* **EXERCISE TASK**
Take the listing and print it in full, exactly as given.

* **DATASET EXTRACT**
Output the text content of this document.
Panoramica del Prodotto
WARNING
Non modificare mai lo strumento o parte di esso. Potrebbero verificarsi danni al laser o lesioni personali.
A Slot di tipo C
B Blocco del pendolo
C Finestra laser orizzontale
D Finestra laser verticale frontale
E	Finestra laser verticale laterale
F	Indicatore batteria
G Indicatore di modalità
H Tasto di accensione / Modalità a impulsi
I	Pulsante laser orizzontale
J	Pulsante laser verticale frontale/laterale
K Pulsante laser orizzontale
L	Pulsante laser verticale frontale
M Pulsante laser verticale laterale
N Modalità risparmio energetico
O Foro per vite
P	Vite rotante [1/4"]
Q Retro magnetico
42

* **IN RESPONSE**
Output the text content of this document.
Panoramica del Prodotto
WARNING
Non modificare mai lo strumento o parte di esso. Potrebbero verificarsi danni al laser o lesioni personali.
A Slot di tipo C
B Blocco del pendolo
C Finestra laser orizzontale
D Finestra laser verticale frontale
E	Finestra laser verticale laterale
F	Indicatore batteria
G Indicatore di modalità
H Tasto di accensione / Modalità a impulsi
I	Pulsante laser orizzontale
J	Pulsante laser verticale frontale/laterale
K Pulsante laser orizzontale
L	Pulsante laser verticale frontale
M Pulsante laser verticale laterale
N Modalità risparmio energetico
O Foro per vite
P	Vite rotante [1/4"]
Q Retro magnetico
42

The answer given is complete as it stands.